> **Verilen görev A**
Aşağıdaki boş zaman yazısından "Atina vatandaşına boş" sözcüklerinden "köleliğim ağır basıyor." sözcüklerine kadar uzanan bölümü, iki uç da dahil olmak üzere, hiç değiştirmeden yeniden yazın.

> **Gösterilen metin**

▼

Böyle bir şey ile oynamak, oynaşmak istiyorum. Sonuçta bir yere varmasa da onu düşünmek, onunla yatıp kalkmak istiyorum. Bunun için kendime fazladan zaman, boş zaman yaratmam lazım. “Boş zaman”, iki kelimelik bir ifadedir fakat insan canlısının hayatına kalıcı bir yön vermiştir.
Derler ki, 50-100 bin yıl kadar önce, son buzul çağı diye bir çağ vardı. O devrin insanları buzulların kıyılarında tundralarda mamut, yaban öküzü, ren geyiği avlarlardı. Takım halinde avlanan uzman avcılardı. Böylece fazladan besin, geçinme dışındaki etkinliklerde kullanabilecekleri artı enerji ve boş zaman elde ederlerdi. Fazla av etlerini “kardolaplarında” bozulmadan saklayabiliyorlardı. Ateşi de tanıyorlardı.
“Böylece artı besin, artı enerji ve boş zaman olanaklarına sahip olduklarını, mağaralarına ve kaya barınaklarına çizdikleri resimlerden; hayvan boynuzlarından, hayvan dişlerinden, taşlardan yaptıkları heykelciklerden; ölülerini özenle ve törenle gömmeye başlamalarından anlıyoruz.” A. Şenel, Siyasal Düşünceler Tarihi)
Aristo, "Köle canlı bir araç, araç cansız bir köledir" dermiş. Alıntıyı yine boş zaman’a bağlayacağım. Aristo, öküzü yoksulların kölesi olarak görürken, köleyi zenginlerin öküzü olarak görürmüş. Atina vatandaşlarına, “bedeni bozucu işlerle, ruhu alçaltıcı zanaatlarla zaman harcamayın. Savaş zamanında askerlikle, barış zamanında felsefe ve politikayla uğraşmanız için boş zamanlarınızın olması gerekir” dermiş.
Atina vatandaşına boş zamanı köleler sağlar. Bu durumda ben de kendimin efendisi ve kölesiyim. Fakat hayatta kalmak, hayatı sürdürebilmek açısından bakarsanız köleliğim ağır basıyor.
***
Yazı başlığının hakkını vermek için bir şeyler daha okuyup değinmeliyim. Gregory Judanis’in Gecikmiş Modernlik (1) kitabı hâlâ elimde. Edebiyat kanonu nedir, ne işe yarar gibi soruları olan biri olarak benim için ilginç şeyler söylüyor.
“Edebiyat kanonu bir anlatılar toplamı olarak, bir cemaatin üyelerinin ortak bağlarını anlamalarını sağlayan hikâyeleri kapsar. Edebiyat bir anlamda bir milletin günlüğüdür, onun geçmişinin, şimdisinin ve geleceğinin hikâyesini anlatır.”

▲

Açıklamalı öğe girdileri:

▼

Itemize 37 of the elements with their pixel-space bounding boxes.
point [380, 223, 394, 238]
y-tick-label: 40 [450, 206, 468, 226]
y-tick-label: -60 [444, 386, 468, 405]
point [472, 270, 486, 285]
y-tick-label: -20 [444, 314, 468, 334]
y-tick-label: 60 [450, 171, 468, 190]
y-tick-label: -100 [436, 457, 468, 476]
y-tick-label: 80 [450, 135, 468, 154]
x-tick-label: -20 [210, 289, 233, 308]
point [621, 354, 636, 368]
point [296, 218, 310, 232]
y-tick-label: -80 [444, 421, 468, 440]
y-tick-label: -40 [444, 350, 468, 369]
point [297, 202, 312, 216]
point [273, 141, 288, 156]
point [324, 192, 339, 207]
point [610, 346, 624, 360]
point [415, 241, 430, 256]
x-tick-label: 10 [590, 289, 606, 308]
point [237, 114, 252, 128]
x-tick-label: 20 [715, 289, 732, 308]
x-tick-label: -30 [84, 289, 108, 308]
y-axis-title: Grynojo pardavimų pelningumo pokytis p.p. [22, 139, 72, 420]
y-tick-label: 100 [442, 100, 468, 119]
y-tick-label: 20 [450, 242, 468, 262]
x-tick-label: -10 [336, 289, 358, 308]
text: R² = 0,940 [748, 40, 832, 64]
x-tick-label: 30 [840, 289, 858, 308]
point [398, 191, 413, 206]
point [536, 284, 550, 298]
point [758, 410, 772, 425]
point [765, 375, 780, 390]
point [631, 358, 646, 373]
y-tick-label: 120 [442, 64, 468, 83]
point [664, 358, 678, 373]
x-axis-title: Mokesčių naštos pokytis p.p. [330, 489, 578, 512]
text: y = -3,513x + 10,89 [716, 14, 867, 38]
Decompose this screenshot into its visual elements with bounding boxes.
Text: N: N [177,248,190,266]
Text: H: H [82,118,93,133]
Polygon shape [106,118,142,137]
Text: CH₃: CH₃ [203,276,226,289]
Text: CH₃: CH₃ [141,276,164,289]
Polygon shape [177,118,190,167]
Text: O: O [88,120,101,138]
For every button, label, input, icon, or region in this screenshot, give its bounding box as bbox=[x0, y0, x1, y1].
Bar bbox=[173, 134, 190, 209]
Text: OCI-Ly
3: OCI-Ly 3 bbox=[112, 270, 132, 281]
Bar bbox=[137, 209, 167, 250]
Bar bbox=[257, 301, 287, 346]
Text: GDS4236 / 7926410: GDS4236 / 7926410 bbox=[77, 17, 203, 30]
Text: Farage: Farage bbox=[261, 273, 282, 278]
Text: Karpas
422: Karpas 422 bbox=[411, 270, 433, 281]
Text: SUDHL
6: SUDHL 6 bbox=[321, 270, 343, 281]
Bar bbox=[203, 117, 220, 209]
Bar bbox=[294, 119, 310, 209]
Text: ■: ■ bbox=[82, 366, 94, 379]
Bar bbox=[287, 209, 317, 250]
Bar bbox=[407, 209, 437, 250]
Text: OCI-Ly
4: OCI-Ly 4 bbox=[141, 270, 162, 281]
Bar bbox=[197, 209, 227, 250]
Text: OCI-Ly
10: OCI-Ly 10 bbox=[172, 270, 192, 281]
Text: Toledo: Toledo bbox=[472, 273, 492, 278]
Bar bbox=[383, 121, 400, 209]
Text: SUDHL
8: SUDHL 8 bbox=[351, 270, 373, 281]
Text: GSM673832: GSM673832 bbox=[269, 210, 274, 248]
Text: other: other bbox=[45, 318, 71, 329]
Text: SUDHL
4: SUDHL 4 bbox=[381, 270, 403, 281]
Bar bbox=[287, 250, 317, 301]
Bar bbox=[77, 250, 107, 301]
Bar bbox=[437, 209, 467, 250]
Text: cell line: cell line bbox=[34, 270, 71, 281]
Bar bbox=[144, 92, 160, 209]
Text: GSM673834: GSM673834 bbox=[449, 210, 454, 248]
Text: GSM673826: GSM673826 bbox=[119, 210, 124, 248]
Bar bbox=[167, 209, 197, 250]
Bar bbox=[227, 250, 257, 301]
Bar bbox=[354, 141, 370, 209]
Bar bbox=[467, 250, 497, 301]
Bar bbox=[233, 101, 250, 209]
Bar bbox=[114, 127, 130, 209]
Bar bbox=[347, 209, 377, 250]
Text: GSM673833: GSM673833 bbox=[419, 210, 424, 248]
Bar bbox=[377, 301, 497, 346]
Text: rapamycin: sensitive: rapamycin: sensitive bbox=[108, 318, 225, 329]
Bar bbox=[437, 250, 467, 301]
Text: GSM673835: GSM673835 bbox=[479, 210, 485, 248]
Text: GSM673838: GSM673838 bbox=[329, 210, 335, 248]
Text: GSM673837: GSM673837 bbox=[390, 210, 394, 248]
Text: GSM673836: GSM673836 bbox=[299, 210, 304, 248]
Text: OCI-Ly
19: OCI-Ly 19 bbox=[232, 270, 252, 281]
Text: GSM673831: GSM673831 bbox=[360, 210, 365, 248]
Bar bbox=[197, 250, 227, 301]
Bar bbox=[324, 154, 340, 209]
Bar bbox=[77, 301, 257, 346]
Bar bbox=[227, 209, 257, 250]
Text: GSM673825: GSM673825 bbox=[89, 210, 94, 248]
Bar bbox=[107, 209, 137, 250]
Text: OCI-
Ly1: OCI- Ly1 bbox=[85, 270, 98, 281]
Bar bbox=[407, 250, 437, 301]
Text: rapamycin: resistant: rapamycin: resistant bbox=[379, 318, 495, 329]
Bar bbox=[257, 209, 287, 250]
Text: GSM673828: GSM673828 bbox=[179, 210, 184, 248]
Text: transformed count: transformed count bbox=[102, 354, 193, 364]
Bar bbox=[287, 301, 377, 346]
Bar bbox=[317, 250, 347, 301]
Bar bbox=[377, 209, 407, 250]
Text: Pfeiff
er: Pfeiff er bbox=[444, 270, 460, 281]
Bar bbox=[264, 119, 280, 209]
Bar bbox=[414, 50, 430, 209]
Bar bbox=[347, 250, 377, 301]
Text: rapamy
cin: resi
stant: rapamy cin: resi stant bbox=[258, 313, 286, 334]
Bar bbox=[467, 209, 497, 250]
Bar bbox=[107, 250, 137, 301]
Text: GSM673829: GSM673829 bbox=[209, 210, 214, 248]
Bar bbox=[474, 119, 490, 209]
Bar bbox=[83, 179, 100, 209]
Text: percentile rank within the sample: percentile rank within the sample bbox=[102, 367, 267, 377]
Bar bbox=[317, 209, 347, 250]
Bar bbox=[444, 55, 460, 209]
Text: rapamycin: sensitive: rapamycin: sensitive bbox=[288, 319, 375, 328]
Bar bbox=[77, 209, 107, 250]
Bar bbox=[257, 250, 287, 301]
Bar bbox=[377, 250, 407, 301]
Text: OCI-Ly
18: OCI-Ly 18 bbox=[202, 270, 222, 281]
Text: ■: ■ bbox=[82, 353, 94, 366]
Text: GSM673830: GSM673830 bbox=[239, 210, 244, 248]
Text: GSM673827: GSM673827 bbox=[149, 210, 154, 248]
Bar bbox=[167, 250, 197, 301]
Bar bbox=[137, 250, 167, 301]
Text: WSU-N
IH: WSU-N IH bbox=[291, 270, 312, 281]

▲

> **Verilen görev B**
Yukarıdaki kayıtların başından "Polygon shape [106,118,142,137]" ifadesini içeren satıra kadar uzanan kısmı, iki uç da dahil olmak üzere, satır satır aynen aktarın.

> **Görev yanıtı A**
Atina vatandaşına boş zamanı köleler sağlar. Bu durumda ben de kendimin efendisi ve kölesiyim. Fakat hayatta kalmak, hayatı sürdürebilmek açısından bakarsanız köleliğim ağır basıyor.

> **Görev yanıtı B**
Itemize 37 of the elements with their pixel-space bounding boxes.
point [380, 223, 394, 238]
y-tick-label: 40 [450, 206, 468, 226]
y-tick-label: -60 [444, 386, 468, 405]
point [472, 270, 486, 285]
y-tick-label: -20 [444, 314, 468, 334]
y-tick-label: 60 [450, 171, 468, 190]
y-tick-label: -100 [436, 457, 468, 476]
y-tick-label: 80 [450, 135, 468, 154]
x-tick-label: -20 [210, 289, 233, 308]
point [621, 354, 636, 368]
point [296, 218, 310, 232]
y-tick-label: -80 [444, 421, 468, 440]
y-tick-label: -40 [444, 350, 468, 369]
point [297, 202, 312, 216]
point [273, 141, 288, 156]
point [324, 192, 339, 207]
point [610, 346, 624, 360]
point [415, 241, 430, 256]
x-tick-label: 10 [590, 289, 606, 308]
point [237, 114, 252, 128]
x-tick-label: 20 [715, 289, 732, 308]
x-tick-label: -30 [84, 289, 108, 308]
y-axis-title: Grynojo pardavimų pelningumo pokytis p.p. [22, 139, 72, 420]
y-tick-label: 100 [442, 100, 468, 119]
y-tick-label: 20 [450, 242, 468, 262]
x-tick-label: -10 [336, 289, 358, 308]
text: R² = 0,940 [748, 40, 832, 64]
x-tick-label: 30 [840, 289, 858, 308]
point [398, 191, 413, 206]
point [536, 284, 550, 298]
point [758, 410, 772, 425]
point [765, 375, 780, 390]
point [631, 358, 646, 373]
y-tick-label: 120 [442, 64, 468, 83]
point [664, 358, 678, 373]
x-axis-title: Mokesčių naštos pokytis p.p. [330, 489, 578, 512]
text: y = -3,513x + 10,89 [716, 14, 867, 38]
Decompose this screenshot into its visual elements with bounding boxes.
Text: N: N [177,248,190,266]
Text: H: H [82,118,93,133]
Polygon shape [106,118,142,137]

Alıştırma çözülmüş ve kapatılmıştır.